What the task asks: From the listing below, return each line that includes "WALK".

Supplied material:
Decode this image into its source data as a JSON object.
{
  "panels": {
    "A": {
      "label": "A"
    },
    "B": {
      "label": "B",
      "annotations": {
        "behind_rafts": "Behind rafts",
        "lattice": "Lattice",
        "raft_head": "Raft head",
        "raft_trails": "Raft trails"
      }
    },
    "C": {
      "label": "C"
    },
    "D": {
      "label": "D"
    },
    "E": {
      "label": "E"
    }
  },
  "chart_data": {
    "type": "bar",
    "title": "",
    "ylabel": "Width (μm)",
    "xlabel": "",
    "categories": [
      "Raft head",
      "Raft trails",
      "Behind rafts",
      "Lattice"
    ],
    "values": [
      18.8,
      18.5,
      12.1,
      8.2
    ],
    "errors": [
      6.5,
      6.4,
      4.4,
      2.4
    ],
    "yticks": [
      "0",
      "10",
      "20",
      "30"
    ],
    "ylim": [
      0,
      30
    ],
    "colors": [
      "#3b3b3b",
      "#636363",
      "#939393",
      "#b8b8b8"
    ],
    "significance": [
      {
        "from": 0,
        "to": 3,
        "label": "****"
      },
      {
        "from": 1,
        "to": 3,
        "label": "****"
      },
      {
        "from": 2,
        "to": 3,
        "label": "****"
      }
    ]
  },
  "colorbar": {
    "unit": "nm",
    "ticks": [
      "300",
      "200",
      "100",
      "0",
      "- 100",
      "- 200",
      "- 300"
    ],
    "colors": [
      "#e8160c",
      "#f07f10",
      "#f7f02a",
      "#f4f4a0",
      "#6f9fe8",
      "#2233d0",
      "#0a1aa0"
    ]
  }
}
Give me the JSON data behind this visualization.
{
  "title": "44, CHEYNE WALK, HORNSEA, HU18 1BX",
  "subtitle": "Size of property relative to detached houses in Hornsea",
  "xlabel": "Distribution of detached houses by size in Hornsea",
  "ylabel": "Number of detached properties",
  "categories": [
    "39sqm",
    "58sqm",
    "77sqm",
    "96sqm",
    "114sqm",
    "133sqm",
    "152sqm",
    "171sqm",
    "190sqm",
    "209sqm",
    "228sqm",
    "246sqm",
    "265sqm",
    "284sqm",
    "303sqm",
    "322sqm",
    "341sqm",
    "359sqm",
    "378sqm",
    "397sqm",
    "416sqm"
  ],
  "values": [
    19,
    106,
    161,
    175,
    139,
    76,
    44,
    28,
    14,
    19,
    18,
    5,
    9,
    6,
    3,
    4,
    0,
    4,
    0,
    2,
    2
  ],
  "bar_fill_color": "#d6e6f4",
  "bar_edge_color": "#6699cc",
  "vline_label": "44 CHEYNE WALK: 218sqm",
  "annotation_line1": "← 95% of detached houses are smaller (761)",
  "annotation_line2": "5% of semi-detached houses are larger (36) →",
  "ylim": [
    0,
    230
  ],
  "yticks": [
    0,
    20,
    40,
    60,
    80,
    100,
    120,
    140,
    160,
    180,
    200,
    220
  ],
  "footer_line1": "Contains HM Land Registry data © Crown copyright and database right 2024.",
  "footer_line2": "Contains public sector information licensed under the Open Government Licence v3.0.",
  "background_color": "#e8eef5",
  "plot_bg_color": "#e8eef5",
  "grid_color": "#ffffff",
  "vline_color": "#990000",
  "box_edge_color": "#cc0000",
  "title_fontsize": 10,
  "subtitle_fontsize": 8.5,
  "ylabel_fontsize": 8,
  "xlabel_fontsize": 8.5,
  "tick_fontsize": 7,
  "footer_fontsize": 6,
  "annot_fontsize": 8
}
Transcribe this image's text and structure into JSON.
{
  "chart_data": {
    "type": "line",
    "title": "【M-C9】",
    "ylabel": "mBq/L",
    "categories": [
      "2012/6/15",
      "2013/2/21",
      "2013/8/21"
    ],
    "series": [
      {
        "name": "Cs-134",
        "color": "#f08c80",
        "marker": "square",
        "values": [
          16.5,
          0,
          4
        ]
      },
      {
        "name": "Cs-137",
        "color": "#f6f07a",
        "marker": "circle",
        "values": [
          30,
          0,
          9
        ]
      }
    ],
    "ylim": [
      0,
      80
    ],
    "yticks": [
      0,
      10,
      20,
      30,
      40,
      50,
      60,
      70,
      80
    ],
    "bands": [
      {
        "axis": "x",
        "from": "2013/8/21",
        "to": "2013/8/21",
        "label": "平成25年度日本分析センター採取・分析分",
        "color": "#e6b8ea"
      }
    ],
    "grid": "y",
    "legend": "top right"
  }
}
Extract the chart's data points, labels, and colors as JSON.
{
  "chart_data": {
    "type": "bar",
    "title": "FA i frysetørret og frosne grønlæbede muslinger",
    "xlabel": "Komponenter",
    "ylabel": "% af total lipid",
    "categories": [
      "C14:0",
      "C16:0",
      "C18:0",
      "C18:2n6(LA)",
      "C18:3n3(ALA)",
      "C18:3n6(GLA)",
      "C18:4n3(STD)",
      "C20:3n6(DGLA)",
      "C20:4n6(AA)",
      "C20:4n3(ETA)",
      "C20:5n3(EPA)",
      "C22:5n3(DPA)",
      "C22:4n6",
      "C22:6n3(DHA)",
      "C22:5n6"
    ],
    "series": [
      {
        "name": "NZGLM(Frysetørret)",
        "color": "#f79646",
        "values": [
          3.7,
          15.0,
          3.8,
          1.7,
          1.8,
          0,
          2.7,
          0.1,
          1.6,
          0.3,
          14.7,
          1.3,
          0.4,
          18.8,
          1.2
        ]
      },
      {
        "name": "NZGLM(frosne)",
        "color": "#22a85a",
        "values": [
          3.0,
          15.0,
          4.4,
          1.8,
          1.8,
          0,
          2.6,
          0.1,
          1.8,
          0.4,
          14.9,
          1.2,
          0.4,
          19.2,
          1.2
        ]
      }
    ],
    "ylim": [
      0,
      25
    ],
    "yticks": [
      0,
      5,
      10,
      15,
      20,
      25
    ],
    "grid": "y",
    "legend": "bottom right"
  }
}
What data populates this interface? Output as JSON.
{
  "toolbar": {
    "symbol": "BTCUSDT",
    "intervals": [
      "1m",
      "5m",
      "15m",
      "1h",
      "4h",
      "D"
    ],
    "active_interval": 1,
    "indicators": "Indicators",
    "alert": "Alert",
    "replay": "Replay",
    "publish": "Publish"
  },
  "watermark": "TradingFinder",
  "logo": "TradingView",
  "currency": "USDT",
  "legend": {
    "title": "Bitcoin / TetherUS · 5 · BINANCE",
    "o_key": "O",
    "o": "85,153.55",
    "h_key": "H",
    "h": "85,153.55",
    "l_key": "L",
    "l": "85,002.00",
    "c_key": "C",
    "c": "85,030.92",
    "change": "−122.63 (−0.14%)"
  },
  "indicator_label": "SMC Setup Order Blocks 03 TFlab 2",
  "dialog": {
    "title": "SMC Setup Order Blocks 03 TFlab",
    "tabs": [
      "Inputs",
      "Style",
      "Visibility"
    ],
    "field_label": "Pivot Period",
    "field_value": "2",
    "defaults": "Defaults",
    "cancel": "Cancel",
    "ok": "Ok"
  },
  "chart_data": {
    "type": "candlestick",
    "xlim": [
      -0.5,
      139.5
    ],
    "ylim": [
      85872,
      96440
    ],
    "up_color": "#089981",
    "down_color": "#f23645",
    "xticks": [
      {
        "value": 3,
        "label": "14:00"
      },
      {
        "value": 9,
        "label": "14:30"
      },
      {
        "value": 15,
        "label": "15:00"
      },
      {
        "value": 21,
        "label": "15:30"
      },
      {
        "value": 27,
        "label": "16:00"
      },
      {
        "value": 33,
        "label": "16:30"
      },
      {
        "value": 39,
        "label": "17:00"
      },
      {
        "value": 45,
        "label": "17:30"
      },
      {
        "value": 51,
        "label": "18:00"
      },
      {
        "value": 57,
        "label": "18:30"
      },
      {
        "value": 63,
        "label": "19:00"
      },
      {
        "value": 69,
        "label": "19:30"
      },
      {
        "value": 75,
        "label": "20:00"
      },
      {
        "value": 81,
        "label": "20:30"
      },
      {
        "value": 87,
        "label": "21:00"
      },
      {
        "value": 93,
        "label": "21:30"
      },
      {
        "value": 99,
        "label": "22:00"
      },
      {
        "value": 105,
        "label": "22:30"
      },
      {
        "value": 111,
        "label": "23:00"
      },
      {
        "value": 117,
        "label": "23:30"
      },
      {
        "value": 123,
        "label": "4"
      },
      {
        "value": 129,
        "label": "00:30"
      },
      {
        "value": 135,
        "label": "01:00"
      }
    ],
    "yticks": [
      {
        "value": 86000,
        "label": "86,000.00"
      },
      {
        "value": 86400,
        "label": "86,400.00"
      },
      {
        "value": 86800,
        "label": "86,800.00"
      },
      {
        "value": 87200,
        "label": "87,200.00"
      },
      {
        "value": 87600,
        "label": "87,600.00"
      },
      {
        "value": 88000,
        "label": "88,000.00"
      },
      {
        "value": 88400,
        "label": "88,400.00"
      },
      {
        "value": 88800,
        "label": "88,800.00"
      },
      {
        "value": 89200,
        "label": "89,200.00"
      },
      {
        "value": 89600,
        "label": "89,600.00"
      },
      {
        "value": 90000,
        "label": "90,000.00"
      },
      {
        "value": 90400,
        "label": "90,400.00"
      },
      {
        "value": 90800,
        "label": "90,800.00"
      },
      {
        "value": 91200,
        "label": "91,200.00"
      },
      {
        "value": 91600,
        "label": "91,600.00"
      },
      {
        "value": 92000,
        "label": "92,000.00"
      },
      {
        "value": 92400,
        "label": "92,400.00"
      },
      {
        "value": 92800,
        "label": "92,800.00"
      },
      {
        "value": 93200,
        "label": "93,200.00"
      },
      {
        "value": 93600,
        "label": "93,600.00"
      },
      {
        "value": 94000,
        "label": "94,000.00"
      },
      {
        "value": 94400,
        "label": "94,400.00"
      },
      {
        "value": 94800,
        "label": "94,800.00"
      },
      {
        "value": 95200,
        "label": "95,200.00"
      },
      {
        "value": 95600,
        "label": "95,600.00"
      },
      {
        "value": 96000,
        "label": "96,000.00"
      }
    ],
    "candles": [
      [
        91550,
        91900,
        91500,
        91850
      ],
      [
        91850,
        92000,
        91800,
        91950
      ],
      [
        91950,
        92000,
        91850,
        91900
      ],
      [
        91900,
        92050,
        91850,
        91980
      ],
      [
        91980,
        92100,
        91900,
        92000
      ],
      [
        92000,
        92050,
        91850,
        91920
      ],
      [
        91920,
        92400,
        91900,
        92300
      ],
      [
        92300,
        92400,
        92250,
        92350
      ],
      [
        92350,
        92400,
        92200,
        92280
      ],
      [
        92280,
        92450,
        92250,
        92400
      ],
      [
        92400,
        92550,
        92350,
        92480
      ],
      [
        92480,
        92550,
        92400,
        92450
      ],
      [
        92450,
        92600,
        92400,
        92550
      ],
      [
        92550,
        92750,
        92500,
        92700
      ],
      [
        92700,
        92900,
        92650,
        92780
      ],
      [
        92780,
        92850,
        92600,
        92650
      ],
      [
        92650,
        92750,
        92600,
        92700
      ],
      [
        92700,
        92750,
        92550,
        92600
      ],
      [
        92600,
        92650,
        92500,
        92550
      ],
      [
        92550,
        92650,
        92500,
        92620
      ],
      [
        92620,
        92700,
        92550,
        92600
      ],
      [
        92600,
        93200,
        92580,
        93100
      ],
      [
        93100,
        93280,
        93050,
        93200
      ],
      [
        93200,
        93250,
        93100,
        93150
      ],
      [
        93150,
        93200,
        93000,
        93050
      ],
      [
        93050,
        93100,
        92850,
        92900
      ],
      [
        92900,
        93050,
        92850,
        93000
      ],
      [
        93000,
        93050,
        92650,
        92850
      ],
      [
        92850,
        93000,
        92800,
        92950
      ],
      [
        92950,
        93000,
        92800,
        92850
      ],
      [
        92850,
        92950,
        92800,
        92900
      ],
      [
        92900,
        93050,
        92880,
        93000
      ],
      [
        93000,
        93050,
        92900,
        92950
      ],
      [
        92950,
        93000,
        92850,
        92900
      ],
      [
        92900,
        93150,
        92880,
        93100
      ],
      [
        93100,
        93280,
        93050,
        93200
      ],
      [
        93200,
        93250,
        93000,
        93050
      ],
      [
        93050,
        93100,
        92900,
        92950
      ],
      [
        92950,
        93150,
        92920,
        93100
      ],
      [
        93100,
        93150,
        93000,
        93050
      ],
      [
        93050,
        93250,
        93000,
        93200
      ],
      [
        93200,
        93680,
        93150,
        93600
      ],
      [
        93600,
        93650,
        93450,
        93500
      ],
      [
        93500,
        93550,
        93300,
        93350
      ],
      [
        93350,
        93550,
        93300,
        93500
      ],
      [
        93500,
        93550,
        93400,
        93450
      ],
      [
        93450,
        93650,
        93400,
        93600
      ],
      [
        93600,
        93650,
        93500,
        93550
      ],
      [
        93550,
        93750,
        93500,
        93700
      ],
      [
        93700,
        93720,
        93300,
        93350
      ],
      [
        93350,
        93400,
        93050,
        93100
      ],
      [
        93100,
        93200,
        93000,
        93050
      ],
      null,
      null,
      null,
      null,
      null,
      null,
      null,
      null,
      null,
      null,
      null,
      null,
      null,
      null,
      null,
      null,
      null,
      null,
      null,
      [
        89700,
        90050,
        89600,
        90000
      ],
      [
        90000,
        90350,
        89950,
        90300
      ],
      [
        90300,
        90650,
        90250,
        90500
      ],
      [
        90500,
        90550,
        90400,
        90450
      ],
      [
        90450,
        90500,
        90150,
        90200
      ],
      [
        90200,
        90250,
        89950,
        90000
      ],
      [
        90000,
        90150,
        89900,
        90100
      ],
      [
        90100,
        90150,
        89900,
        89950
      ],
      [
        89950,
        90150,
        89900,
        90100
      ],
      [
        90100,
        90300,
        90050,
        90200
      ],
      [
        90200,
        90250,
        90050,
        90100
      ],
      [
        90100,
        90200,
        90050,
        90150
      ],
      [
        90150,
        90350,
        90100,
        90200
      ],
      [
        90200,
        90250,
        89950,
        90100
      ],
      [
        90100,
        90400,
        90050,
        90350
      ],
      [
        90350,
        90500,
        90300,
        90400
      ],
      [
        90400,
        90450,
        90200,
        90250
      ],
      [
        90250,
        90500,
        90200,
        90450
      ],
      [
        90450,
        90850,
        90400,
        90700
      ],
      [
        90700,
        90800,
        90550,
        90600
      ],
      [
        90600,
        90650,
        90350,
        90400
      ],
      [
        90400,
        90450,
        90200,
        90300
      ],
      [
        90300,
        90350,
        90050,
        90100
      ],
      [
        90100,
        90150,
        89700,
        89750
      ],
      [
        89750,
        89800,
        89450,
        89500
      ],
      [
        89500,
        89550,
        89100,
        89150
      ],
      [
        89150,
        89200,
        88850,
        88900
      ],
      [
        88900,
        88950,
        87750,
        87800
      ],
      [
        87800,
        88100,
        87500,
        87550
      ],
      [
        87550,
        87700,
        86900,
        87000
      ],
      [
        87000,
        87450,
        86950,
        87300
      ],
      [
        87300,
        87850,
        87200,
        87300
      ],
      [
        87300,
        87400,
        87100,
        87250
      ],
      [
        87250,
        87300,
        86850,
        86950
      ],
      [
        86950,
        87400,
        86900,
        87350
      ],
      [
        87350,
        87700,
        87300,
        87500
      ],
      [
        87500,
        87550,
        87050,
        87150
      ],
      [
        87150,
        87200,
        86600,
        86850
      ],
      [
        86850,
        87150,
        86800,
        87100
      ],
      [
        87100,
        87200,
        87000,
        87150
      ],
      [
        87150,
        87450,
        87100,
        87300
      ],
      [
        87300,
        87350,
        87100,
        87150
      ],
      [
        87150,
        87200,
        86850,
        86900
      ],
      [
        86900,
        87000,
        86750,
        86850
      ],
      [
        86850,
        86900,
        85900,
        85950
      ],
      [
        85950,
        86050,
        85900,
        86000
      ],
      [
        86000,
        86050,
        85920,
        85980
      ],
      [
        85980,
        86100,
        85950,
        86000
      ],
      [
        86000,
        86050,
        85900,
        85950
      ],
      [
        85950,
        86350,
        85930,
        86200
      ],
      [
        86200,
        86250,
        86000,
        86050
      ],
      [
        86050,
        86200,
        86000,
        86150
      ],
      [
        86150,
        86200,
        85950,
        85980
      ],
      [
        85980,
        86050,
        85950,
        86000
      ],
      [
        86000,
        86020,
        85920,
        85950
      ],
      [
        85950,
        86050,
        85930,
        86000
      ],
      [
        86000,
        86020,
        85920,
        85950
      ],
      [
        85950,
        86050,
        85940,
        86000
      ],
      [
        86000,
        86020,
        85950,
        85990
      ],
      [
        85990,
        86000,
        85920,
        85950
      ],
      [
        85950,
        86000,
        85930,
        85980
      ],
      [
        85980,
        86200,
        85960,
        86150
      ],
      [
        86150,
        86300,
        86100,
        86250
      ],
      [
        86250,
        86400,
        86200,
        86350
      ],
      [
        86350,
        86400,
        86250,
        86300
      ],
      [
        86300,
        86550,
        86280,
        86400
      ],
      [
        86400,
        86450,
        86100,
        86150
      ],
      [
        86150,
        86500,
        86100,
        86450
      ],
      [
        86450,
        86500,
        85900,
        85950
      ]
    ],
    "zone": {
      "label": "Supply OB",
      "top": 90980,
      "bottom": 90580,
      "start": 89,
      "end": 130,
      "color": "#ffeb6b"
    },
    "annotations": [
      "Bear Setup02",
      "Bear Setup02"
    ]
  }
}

Task response:
  "title": "44, CHEYNE WALK, HORNSEA, HU18 1BX",
  "vline_label": "44 CHEYNE WALK: 218sqm",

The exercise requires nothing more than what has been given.